▸ EXERCISE AIM
Repeat exactly the lines that run from the one containing "Output a JSON" to the end of the data, and leave out all others.

>> begin DATA ROWS

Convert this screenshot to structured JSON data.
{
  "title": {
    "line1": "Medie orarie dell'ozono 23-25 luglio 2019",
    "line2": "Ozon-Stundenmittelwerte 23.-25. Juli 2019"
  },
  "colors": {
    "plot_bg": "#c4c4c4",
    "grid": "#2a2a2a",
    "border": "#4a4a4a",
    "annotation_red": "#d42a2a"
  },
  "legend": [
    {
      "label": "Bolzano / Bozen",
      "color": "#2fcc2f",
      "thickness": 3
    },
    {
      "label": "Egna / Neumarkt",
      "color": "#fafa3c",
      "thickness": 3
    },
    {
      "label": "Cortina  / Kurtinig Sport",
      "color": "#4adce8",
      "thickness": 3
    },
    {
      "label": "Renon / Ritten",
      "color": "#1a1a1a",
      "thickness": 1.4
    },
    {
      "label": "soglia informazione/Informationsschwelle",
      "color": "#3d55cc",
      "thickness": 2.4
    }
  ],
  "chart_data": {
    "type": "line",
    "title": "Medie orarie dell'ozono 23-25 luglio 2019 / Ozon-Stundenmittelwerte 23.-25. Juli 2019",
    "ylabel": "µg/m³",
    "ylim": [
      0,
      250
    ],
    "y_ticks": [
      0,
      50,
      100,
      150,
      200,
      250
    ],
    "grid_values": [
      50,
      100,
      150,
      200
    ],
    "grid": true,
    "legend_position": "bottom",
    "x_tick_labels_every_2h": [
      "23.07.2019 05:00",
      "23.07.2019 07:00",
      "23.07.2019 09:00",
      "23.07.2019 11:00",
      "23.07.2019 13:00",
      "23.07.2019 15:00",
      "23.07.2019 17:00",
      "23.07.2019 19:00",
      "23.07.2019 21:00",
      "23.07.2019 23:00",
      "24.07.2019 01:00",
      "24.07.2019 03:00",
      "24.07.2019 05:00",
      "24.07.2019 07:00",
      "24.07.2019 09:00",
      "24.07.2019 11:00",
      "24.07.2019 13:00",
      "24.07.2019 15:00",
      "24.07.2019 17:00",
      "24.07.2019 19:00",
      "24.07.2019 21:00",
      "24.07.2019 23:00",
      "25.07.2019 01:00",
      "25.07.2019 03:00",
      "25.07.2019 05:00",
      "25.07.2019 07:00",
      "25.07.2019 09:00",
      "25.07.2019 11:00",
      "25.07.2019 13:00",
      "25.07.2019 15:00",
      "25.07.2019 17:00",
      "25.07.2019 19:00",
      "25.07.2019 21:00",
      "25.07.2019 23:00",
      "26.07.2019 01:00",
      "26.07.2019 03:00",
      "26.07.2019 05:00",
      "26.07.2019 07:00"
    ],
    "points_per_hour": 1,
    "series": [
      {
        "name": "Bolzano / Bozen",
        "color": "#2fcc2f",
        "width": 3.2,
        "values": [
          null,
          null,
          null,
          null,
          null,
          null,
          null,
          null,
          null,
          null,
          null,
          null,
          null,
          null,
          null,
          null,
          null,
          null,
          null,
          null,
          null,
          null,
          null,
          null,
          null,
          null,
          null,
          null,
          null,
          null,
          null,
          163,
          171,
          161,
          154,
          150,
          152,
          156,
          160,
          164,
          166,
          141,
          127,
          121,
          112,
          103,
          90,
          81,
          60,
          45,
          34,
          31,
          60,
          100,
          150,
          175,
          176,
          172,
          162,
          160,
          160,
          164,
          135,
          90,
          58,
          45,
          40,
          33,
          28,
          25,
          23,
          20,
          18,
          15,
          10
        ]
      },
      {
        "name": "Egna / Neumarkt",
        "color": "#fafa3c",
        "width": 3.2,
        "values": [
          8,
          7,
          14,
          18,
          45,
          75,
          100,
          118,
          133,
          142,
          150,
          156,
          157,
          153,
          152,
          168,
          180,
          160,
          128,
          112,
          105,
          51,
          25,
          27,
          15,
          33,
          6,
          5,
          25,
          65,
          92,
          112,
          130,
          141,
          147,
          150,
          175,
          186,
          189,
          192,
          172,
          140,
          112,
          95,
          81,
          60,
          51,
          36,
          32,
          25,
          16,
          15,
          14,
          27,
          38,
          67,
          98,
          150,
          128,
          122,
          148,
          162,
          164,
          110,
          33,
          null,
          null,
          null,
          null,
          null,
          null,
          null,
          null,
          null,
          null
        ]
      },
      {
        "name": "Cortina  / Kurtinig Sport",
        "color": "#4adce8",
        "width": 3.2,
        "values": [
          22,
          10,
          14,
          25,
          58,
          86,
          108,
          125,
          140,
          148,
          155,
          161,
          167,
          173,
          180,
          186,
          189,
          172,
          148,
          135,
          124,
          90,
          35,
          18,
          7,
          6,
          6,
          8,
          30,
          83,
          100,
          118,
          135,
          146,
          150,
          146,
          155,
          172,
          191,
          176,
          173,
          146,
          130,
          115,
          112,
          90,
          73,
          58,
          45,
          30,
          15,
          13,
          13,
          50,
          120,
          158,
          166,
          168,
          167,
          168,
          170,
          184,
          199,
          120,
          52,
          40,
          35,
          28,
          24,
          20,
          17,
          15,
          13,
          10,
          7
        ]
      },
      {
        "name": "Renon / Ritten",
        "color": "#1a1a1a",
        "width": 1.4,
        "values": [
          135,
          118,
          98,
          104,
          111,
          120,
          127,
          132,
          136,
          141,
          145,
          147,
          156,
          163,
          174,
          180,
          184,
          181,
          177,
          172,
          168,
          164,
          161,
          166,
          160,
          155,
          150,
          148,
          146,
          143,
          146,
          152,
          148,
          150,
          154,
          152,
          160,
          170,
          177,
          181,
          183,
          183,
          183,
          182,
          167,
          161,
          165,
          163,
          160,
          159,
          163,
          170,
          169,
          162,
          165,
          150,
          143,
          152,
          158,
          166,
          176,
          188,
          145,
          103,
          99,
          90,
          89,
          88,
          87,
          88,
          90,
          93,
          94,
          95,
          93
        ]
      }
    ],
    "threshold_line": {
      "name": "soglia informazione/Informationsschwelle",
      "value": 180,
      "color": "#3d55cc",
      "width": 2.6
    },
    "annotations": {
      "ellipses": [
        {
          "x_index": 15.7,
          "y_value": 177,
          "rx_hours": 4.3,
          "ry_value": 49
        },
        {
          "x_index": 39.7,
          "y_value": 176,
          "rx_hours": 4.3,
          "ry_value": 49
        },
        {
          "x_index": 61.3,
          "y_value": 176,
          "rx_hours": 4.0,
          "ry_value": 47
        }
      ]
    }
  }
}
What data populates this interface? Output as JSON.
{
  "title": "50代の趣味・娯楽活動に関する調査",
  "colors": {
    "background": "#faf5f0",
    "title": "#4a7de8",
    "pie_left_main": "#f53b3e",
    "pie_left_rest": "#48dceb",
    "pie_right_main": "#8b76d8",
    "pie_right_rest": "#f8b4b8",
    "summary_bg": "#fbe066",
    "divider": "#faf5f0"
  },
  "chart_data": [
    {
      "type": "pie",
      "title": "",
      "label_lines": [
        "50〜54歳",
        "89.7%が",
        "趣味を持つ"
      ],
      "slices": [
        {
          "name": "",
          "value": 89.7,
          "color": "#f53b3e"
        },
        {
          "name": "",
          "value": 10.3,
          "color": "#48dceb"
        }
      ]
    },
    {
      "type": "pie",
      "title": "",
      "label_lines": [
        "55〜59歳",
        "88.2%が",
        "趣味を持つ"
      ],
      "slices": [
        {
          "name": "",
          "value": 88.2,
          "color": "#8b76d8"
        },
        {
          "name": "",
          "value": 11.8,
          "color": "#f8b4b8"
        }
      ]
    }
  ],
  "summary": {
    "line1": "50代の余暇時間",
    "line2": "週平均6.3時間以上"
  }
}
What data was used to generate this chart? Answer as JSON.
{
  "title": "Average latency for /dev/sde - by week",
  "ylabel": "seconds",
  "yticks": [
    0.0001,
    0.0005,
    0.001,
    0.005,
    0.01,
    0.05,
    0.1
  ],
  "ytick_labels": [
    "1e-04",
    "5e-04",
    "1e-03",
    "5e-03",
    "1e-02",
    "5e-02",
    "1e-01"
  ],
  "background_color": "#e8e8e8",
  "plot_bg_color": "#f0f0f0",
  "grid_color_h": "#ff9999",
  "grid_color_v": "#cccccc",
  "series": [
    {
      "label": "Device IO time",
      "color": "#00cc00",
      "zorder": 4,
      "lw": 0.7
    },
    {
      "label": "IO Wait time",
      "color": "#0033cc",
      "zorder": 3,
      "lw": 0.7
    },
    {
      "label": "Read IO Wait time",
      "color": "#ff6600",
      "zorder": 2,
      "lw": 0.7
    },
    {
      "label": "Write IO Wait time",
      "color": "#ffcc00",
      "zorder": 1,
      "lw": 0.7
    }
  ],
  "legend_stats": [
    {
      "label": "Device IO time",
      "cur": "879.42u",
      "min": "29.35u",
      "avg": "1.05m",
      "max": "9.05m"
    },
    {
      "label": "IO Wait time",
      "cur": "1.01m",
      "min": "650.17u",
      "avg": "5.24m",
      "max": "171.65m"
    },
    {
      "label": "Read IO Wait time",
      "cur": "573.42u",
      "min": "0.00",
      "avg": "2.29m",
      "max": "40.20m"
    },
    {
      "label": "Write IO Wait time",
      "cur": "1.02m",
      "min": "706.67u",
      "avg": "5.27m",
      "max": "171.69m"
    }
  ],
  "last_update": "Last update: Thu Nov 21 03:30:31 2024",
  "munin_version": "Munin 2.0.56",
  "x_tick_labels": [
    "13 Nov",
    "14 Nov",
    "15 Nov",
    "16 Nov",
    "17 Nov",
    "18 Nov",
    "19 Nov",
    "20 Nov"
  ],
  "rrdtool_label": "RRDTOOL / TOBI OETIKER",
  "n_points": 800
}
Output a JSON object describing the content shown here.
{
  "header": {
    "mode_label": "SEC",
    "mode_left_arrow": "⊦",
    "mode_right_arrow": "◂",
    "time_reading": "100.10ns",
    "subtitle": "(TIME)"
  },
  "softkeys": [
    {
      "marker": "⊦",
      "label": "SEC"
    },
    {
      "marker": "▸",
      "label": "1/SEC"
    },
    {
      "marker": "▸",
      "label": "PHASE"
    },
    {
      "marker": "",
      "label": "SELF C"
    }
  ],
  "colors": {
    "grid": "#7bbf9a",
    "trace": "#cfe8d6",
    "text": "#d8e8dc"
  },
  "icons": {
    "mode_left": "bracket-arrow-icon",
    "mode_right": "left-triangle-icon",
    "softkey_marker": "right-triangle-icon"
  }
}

>> end DATA ROWS

▸ RESULT OF THE EXERCISE
Output a JSON object describing the content shown here.
{
  "header": {
    "mode_label": "SEC",
    "mode_left_arrow": "⊦",
    "mode_right_arrow": "◂",
    "time_reading": "100.10ns",
    "subtitle": "(TIME)"
  },
  "softkeys": [
    {
      "marker": "⊦",
      "label": "SEC"
    },
    {
      "marker": "▸",
      "label": "1/SEC"
    },
    {
      "marker": "▸",
      "label": "PHASE"
    },
    {
      "marker": "",
      "label": "SELF C"
    }
  ],
  "colors": {
    "grid": "#7bbf9a",
    "trace": "#cfe8d6",
    "text": "#d8e8dc"
  },
  "icons": {
    "mode_left": "bracket-arrow-icon",
    "mode_right": "left-triangle-icon",
    "softkey_marker": "right-triangle-icon"
  }
}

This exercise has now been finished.